**Brief:** Rewrite everything from the line containing "attr-value[interactable]: wrap_content — [195, 243, 285, 260]" down to the line containing "resource-picker-button[interactable] — [434, 324, 442, 348]", substituting "attribute-label" for each "attr-label" and leaving the rest of those lines as they are.

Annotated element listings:
________________

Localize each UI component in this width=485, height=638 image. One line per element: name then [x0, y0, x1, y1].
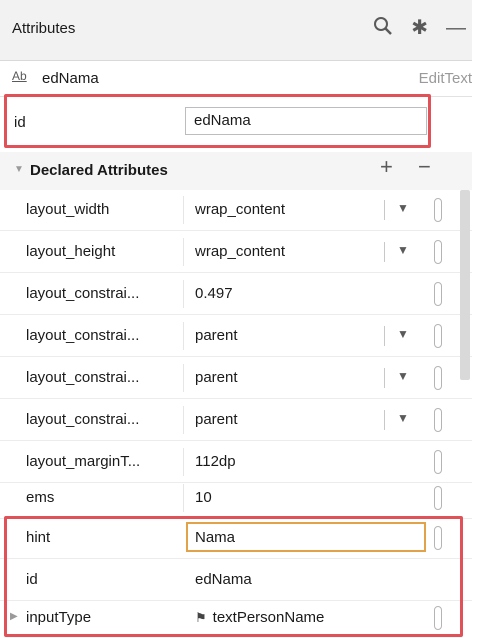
attr-value[interactable]: wrap_content — [195, 243, 285, 260]
add-attribute-button[interactable]: + — [380, 154, 393, 180]
attr-label: layout_constrai... — [26, 327, 140, 344]
attr-label: layout_marginT... — [26, 453, 141, 470]
resource-picker-button[interactable] — [434, 324, 442, 348]
attr-value[interactable]: parent — [195, 369, 238, 386]
attr-value[interactable]: 112dp — [195, 453, 236, 470]
attr-value[interactable]: wrap_content — [195, 201, 285, 218]
attr-row-constraint-1[interactable]: layout_constrai... parent ▼ — [0, 316, 472, 357]
resource-picker-button[interactable] — [434, 366, 442, 390]
attr-label: layout_constrai... — [26, 285, 140, 302]
resource-picker-button[interactable] — [434, 486, 442, 510]
value-separator — [384, 200, 385, 220]
value-separator — [384, 242, 385, 262]
scrollbar-thumb[interactable] — [460, 190, 470, 380]
collapse-triangle-icon[interactable]: ▼ — [14, 164, 24, 175]
highlight-box-bottom — [4, 516, 463, 637]
attr-row-constraint-3[interactable]: layout_constrai... parent ▼ — [0, 400, 472, 441]
resource-picker-button[interactable] — [434, 240, 442, 264]
attr-value[interactable]: 10 — [195, 489, 212, 506]
column-divider — [183, 448, 184, 476]
attr-row-layout-height[interactable]: layout_height wrap_content ▼ — [0, 232, 472, 273]
section-title: Declared Attributes — [30, 162, 168, 179]
column-divider — [183, 322, 184, 350]
highlight-box-id — [4, 94, 431, 148]
declared-attributes-header[interactable]: ▼ Declared Attributes + − — [0, 152, 472, 190]
dropdown-arrow-icon[interactable]: ▼ — [397, 201, 409, 215]
attr-value[interactable]: 0.497 — [195, 285, 233, 302]
column-divider — [183, 406, 184, 434]
panel-header: Attributes ✱ — — [0, 0, 472, 61]
column-divider — [183, 364, 184, 392]
dropdown-arrow-icon[interactable]: ▼ — [397, 243, 409, 257]
gear-icon[interactable]: ✱ — [411, 18, 428, 38]
attr-row-constraint-bias[interactable]: layout_constrai... 0.497 — [0, 274, 472, 315]
dropdown-arrow-icon[interactable]: ▼ — [397, 327, 409, 341]
value-separator — [384, 410, 385, 430]
minus-icon[interactable]: — — [446, 18, 466, 38]
attr-row-constraint-2[interactable]: layout_constrai... parent ▼ — [0, 358, 472, 399]
component-row: Ab edNama EditText — [0, 60, 472, 97]
attr-value[interactable]: parent — [195, 327, 238, 344]
attr-label: ems — [26, 489, 55, 506]
dropdown-arrow-icon[interactable]: ▼ — [397, 411, 409, 425]
attr-label: layout_width — [26, 201, 110, 218]
column-divider — [183, 238, 184, 266]
component-type: EditText — [418, 70, 472, 87]
resource-picker-button[interactable] — [434, 198, 442, 222]
attr-row-layout-width[interactable]: layout_width wrap_content ▼ — [0, 190, 472, 231]
attr-row-ems[interactable]: ems 10 — [0, 478, 472, 519]
attributes-panel: Attributes ✱ — Ab edNama EditText id edN… — [0, 0, 472, 637]
edittext-type-icon: Ab — [12, 69, 27, 83]
attr-label: layout_constrai... — [26, 369, 140, 386]
value-separator — [384, 326, 385, 346]
value-separator — [384, 368, 385, 388]
resource-picker-button[interactable] — [434, 408, 442, 432]
attr-row-margin-top[interactable]: layout_marginT... 112dp — [0, 442, 472, 483]
search-icon[interactable] — [373, 16, 393, 40]
column-divider — [183, 484, 184, 512]
column-divider — [183, 280, 184, 308]
resource-picker-button[interactable] — [434, 450, 442, 474]
attr-value[interactable]: parent — [195, 411, 238, 428]
component-name: edNama — [42, 70, 99, 87]
attr-label: layout_constrai... — [26, 411, 140, 428]
attr-label: layout_height — [26, 243, 116, 260]
remove-attribute-button[interactable]: − — [418, 154, 431, 180]
panel-title: Attributes — [12, 20, 76, 37]
dropdown-arrow-icon[interactable]: ▼ — [397, 369, 409, 383]
resource-picker-button[interactable] — [434, 282, 442, 306]
column-divider — [183, 196, 184, 224]
header-actions: ✱ — — [373, 16, 466, 40]
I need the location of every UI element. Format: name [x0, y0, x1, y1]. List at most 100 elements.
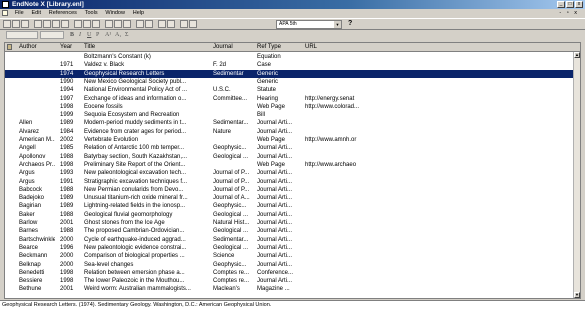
table-row[interactable]: Bagirian 1989 Lightning-related fields in … [5, 202, 580, 210]
table-row[interactable]: Angell 1985 Relation of Antarctic 100 mb t… [5, 144, 580, 152]
open-library-icon[interactable] [12, 20, 20, 28]
column-journal[interactable]: Journal [213, 43, 253, 52]
cell-year: 1974 [60, 70, 74, 77]
menu-edit[interactable]: Edit [29, 9, 44, 18]
table-row[interactable]: Bessiere 1998 The lower Paleozoic in the M… [5, 277, 580, 285]
column-year[interactable]: Year [60, 43, 80, 52]
table-row[interactable]: American M... 2002 Vertebrate Evolution Web… [5, 136, 580, 144]
table-row[interactable]: 1998 Eocene fossils Web Page http://www.col… [5, 103, 580, 111]
menu-window[interactable]: Window [102, 9, 128, 18]
table-row[interactable]: 1990 New Mexico Geological Society publ..… [5, 78, 580, 86]
table-row[interactable]: Barnes 1988 The proposed Cambrian-Ordovici… [5, 227, 580, 235]
cell-title: New Permian conularids from Devo... [84, 186, 184, 193]
output-style-select[interactable]: APA 5th ▼ [276, 20, 342, 29]
new-library-icon[interactable] [3, 20, 11, 28]
copy-icon[interactable] [43, 20, 51, 28]
menu-help[interactable]: Help [130, 9, 147, 18]
table-row[interactable]: 1994 National Environmental Policy Act of… [5, 86, 580, 94]
cell-year: 2000 [60, 236, 74, 243]
connect-icon[interactable] [74, 20, 82, 28]
import-icon[interactable] [83, 20, 91, 28]
superscript-icon[interactable]: A¹ [105, 31, 111, 40]
table-row[interactable]: Argus 1991 Stratigraphic excavation techni… [5, 178, 580, 186]
paste-icon[interactable] [52, 20, 60, 28]
scroll-up-icon[interactable]: ▲ [574, 52, 580, 58]
hide-selected-icon[interactable] [167, 20, 175, 28]
cell-title: Stratigraphic excavation techniques f... [84, 178, 188, 185]
document-icon[interactable] [2, 10, 8, 16]
table-row[interactable]: Babcock 1988 New Permian conularids from D… [5, 186, 580, 194]
table-row[interactable]: Benedetti 1998 Relation between emersion p… [5, 269, 580, 277]
help-icon[interactable]: ? [348, 19, 352, 29]
cell-year: 1989 [60, 195, 74, 202]
bold-icon[interactable]: B [70, 31, 74, 40]
table-row[interactable]: Barlow 2001 Ghost stones from the Ice Age N… [5, 219, 580, 227]
table-row[interactable]: Boltzmann's Constant (k) Equation [5, 53, 580, 61]
title-bar[interactable]: EndNote X [Library.enl] _ □ x [0, 0, 585, 9]
search-icon[interactable] [189, 20, 197, 28]
maximize-icon[interactable]: □ [566, 1, 574, 8]
table-row[interactable]: Baker 1988 Geological fluvial geomorpholog… [5, 211, 580, 219]
font-select[interactable] [6, 31, 38, 39]
cell-title: Evidence from crater ages for period... [84, 128, 187, 135]
cell-year: 1988 [60, 228, 74, 235]
return-to-word-icon[interactable] [123, 20, 131, 28]
reference-list[interactable]: Author Year Title Journal Ref Type URL B… [4, 42, 581, 299]
column-title[interactable]: Title [84, 43, 208, 52]
table-row[interactable]: Apollonov 1988 Batyrbay section, South Kaz… [5, 153, 580, 161]
table-row[interactable]: Bearce 1996 New paleontologic evidence con… [5, 244, 580, 252]
cell-reftype: Journal Arti... [257, 253, 293, 260]
plain-icon[interactable]: P [96, 31, 99, 40]
minimize-icon[interactable]: _ [557, 1, 565, 8]
font-size-select[interactable] [40, 31, 64, 39]
table-row[interactable]: 1971 Valdez v. Black F. 2d Case [5, 61, 580, 69]
table-row[interactable]: 1997 Exchange of ideas and information o.… [5, 95, 580, 103]
table-row[interactable]: Archaeos Pr... 1998 Preliminary Site Repor… [5, 161, 580, 169]
vertical-scrollbar[interactable]: ▲ ▼ [573, 52, 580, 298]
cell-journal: Geological ... [213, 211, 249, 218]
table-row[interactable]: 1999 Sequoia Ecosystem and Recreation Bill [5, 111, 580, 119]
cell-journal: Journal of P... [213, 186, 250, 193]
table-row[interactable]: 1974 Geophysical Research Letters Sediment… [5, 69, 580, 78]
open-file-icon[interactable] [145, 20, 153, 28]
menu-tools[interactable]: Tools [82, 9, 101, 18]
symbol-icon[interactable]: Σ [125, 31, 129, 40]
table-row[interactable]: Beckmann 2000 Comparison of biological pro… [5, 252, 580, 260]
cell-journal: Geophysic... [213, 145, 247, 152]
cell-year: 1996 [60, 244, 74, 251]
cell-reftype: Hearing [257, 95, 279, 102]
table-row[interactable]: Belknap 2000 Sea-level changes Geophysic...… [5, 261, 580, 269]
format-bibliography-icon[interactable] [114, 20, 122, 28]
menu-file[interactable]: File [12, 9, 27, 18]
save-icon[interactable] [21, 20, 29, 28]
cell-title: Geological fluvial geomorphology [84, 211, 173, 218]
export-icon[interactable] [92, 20, 100, 28]
document-window-controls[interactable]: - ▫ x [556, 9, 582, 18]
cell-reftype: Equation [257, 54, 281, 60]
find-icon[interactable] [61, 20, 69, 28]
table-row[interactable]: Argus 1993 New paleontological excavation … [5, 169, 580, 177]
insert-citation-icon[interactable] [105, 20, 113, 28]
column-author[interactable]: Author [19, 43, 55, 52]
table-row[interactable]: Badejoko 1989 Unusual titanium-rich oxide … [5, 194, 580, 202]
preview-icon[interactable] [180, 20, 188, 28]
menu-references[interactable]: References [46, 9, 80, 18]
table-row[interactable]: Bartschwinkler 2000 Cycle of earthquake-in… [5, 236, 580, 244]
table-row[interactable]: Bethune 2001 Weird worm: Australian mammal… [5, 285, 580, 293]
close-icon[interactable]: x [575, 1, 583, 8]
cell-journal: Comptes re... [213, 278, 250, 285]
italic-icon[interactable]: I [79, 31, 81, 40]
show-all-icon[interactable] [158, 20, 166, 28]
column-ref-type[interactable]: Ref Type [257, 43, 297, 52]
chevron-down-icon[interactable]: ▼ [334, 21, 341, 28]
table-row[interactable]: Alvarez 1984 Evidence from crater ages for… [5, 128, 580, 136]
subscript-icon[interactable]: A₁ [115, 31, 121, 40]
underline-icon[interactable]: U [87, 31, 91, 40]
cell-author: Argus [19, 170, 35, 177]
column-url[interactable]: URL [305, 43, 385, 52]
scroll-down-icon[interactable]: ▼ [574, 292, 580, 298]
open-link-icon[interactable] [136, 20, 144, 28]
table-row[interactable]: Allen 1989 Modern-period muddy sediments i… [5, 119, 580, 127]
file-attachment-column-icon[interactable] [7, 44, 12, 50]
cut-icon[interactable] [34, 20, 42, 28]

________________

**Output for this exercise:**
attr-value[interactable]: wrap_content — [195, 243, 285, 260]
add-attribute-button[interactable]: + — [380, 154, 393, 180]
attribute-label: layout_constrai... — [26, 327, 140, 344]
attribute-label: layout_marginT... — [26, 453, 141, 470]
resource-picker-button[interactable] — [434, 324, 442, 348]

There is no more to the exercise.